* Start *
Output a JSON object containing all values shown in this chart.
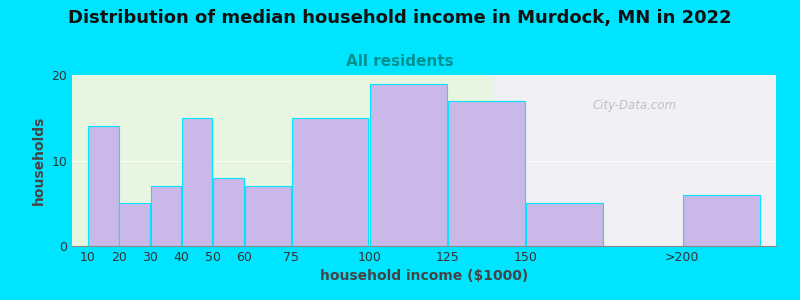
{
  "title": "Distribution of median household income in Murdock, MN in 2022",
  "subtitle": "All residents",
  "xlabel": "household income ($1000)",
  "ylabel": "households",
  "bar_color": "#c9b8e8",
  "bar_edge_color": "#00e5ff",
  "values": [
    14,
    5,
    7,
    15,
    8,
    7,
    15,
    19,
    17,
    5,
    6
  ],
  "left_edges": [
    10,
    20,
    30,
    40,
    50,
    60,
    75,
    100,
    125,
    150,
    200
  ],
  "right_edges": [
    20,
    30,
    40,
    50,
    60,
    75,
    100,
    125,
    150,
    175,
    225
  ],
  "xtick_positions": [
    10,
    20,
    30,
    40,
    50,
    60,
    75,
    100,
    125,
    150,
    200
  ],
  "xtick_labels": [
    "10",
    "20",
    "30",
    "40",
    "50",
    "60",
    "75",
    "100",
    "125",
    "150",
    ">200"
  ],
  "ylim": [
    0,
    20
  ],
  "xlim": [
    5,
    230
  ],
  "yticks": [
    0,
    10,
    20
  ],
  "background_outer": "#00e5ff",
  "background_inner_left": "#e8f5e0",
  "background_inner_right": "#f0f0f5",
  "background_split_x": 140,
  "title_fontsize": 13,
  "subtitle_fontsize": 11,
  "subtitle_color": "#009090",
  "axis_label_fontsize": 10,
  "tick_fontsize": 9,
  "watermark": "City-Data.com"
}
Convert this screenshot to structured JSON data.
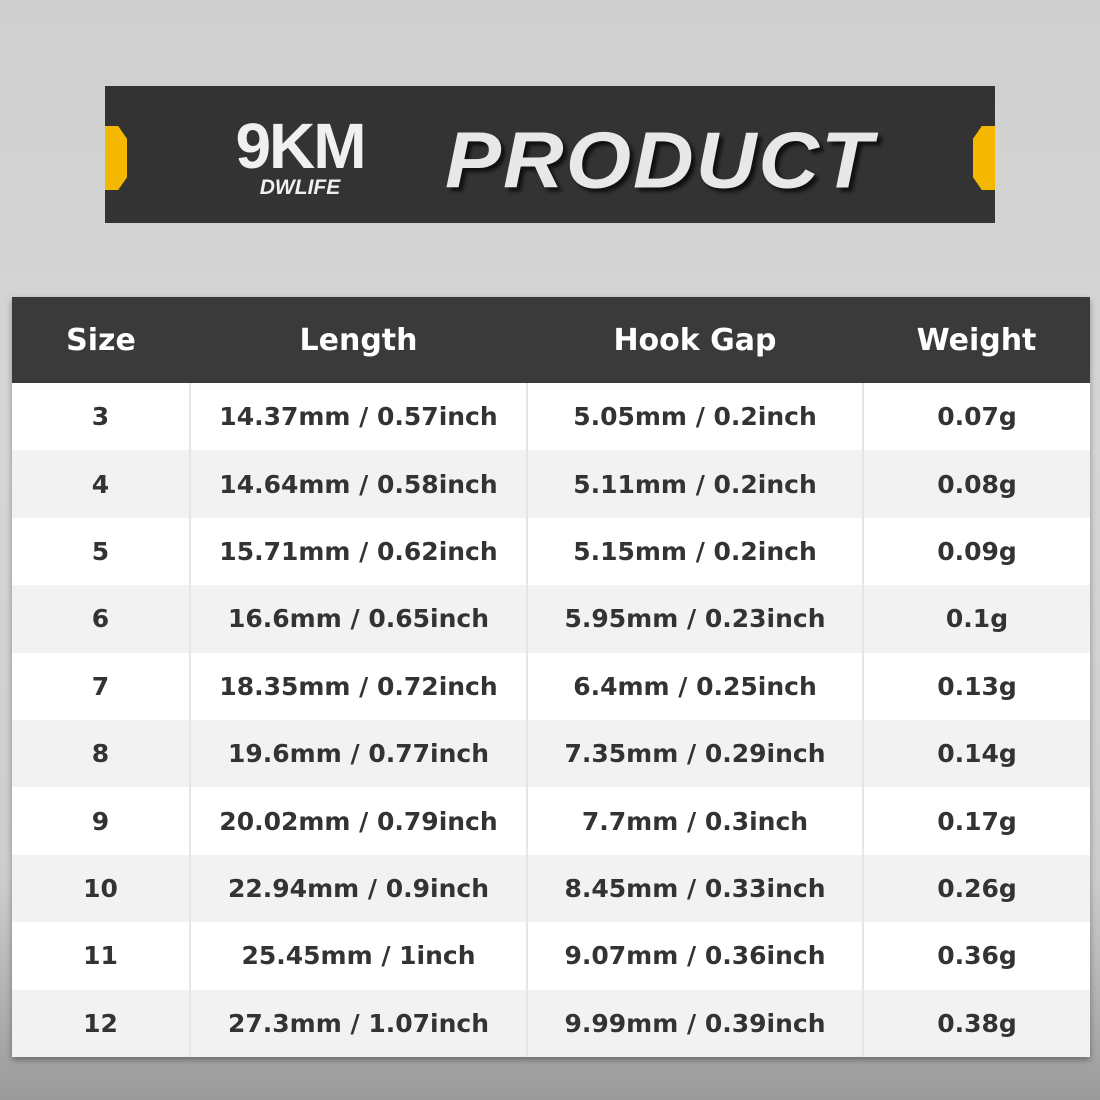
{
  "banner": {
    "logo_text": "9KM",
    "logo_subtext": "DWLIFE",
    "title": "PRODUCT",
    "accent_color": "#f5b800"
  },
  "table": {
    "headers": [
      "Size",
      "Length",
      "Hook Gap",
      "Weight"
    ],
    "rows": [
      [
        "3",
        "14.37mm / 0.57inch",
        "5.05mm / 0.2inch",
        "0.07g"
      ],
      [
        "4",
        "14.64mm / 0.58inch",
        "5.11mm / 0.2inch",
        "0.08g"
      ],
      [
        "5",
        "15.71mm / 0.62inch",
        "5.15mm / 0.2inch",
        "0.09g"
      ],
      [
        "6",
        "16.6mm / 0.65inch",
        "5.95mm / 0.23inch",
        "0.1g"
      ],
      [
        "7",
        "18.35mm / 0.72inch",
        "6.4mm / 0.25inch",
        "0.13g"
      ],
      [
        "8",
        "19.6mm / 0.77inch",
        "7.35mm / 0.29inch",
        "0.14g"
      ],
      [
        "9",
        "20.02mm / 0.79inch",
        "7.7mm / 0.3inch",
        "0.17g"
      ],
      [
        "10",
        "22.94mm / 0.9inch",
        "8.45mm / 0.33inch",
        "0.26g"
      ],
      [
        "11",
        "25.45mm / 1inch",
        "9.07mm / 0.36inch",
        "0.36g"
      ],
      [
        "12",
        "27.3mm / 1.07inch",
        "9.99mm / 0.39inch",
        "0.38g"
      ]
    ]
  }
}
* End *
*PROBLEM TO SOLVE*:
Return the listing above word for word, with the pictures removed.

*ANSWER TO THE TASK*:
Output a JSON object containing all values shown in this chart.
{
  "title": "Distribution of median household income in Murdock, MN in 2022",
  "subtitle": "All residents",
  "xlabel": "household income ($1000)",
  "ylabel": "households",
  "bar_color": "#c9b8e8",
  "bar_edge_color": "#00e5ff",
  "values": [
    14,
    5,
    7,
    15,
    8,
    7,
    15,
    19,
    17,
    5,
    6
  ],
  "left_edges": [
    10,
    20,
    30,
    40,
    50,
    60,
    75,
    100,
    125,
    150,
    200
  ],
  "right_edges": [
    20,
    30,
    40,
    50,
    60,
    75,
    100,
    125,
    150,
    175,
    225
  ],
  "xtick_positions": [
    10,
    20,
    30,
    40,
    50,
    60,
    75,
    100,
    125,
    150,
    200
  ],
  "xtick_labels": [
    "10",
    "20",
    "30",
    "40",
    "50",
    "60",
    "75",
    "100",
    "125",
    "150",
    ">200"
  ],
  "ylim": [
    0,
    20
  ],
  "xlim": [
    5,
    230
  ],
  "yticks": [
    0,
    10,
    20
  ],
  "background_outer": "#00e5ff",
  "background_inner_left": "#e8f5e0",
  "background_inner_right": "#f0f0f5",
  "background_split_x": 140,
  "title_fontsize": 13,
  "subtitle_fontsize": 11,
  "subtitle_color": "#009090",
  "axis_label_fontsize": 10,
  "tick_fontsize": 9,
  "watermark": "City-Data.com"
}
Convert this screenshot to structured JSON data.
{
  "banner": {
    "logo_text": "9KM",
    "logo_subtext": "DWLIFE",
    "title": "PRODUCT",
    "accent_color": "#f5b800"
  },
  "table": {
    "headers": [
      "Size",
      "Length",
      "Hook Gap",
      "Weight"
    ],
    "rows": [
      [
        "3",
        "14.37mm / 0.57inch",
        "5.05mm / 0.2inch",
        "0.07g"
      ],
      [
        "4",
        "14.64mm / 0.58inch",
        "5.11mm / 0.2inch",
        "0.08g"
      ],
      [
        "5",
        "15.71mm / 0.62inch",
        "5.15mm / 0.2inch",
        "0.09g"
      ],
      [
        "6",
        "16.6mm / 0.65inch",
        "5.95mm / 0.23inch",
        "0.1g"
      ],
      [
        "7",
        "18.35mm / 0.72inch",
        "6.4mm / 0.25inch",
        "0.13g"
      ],
      [
        "8",
        "19.6mm / 0.77inch",
        "7.35mm / 0.29inch",
        "0.14g"
      ],
      [
        "9",
        "20.02mm / 0.79inch",
        "7.7mm / 0.3inch",
        "0.17g"
      ],
      [
        "10",
        "22.94mm / 0.9inch",
        "8.45mm / 0.33inch",
        "0.26g"
      ],
      [
        "11",
        "25.45mm / 1inch",
        "9.07mm / 0.36inch",
        "0.36g"
      ],
      [
        "12",
        "27.3mm / 1.07inch",
        "9.99mm / 0.39inch",
        "0.38g"
      ]
    ]
  }
}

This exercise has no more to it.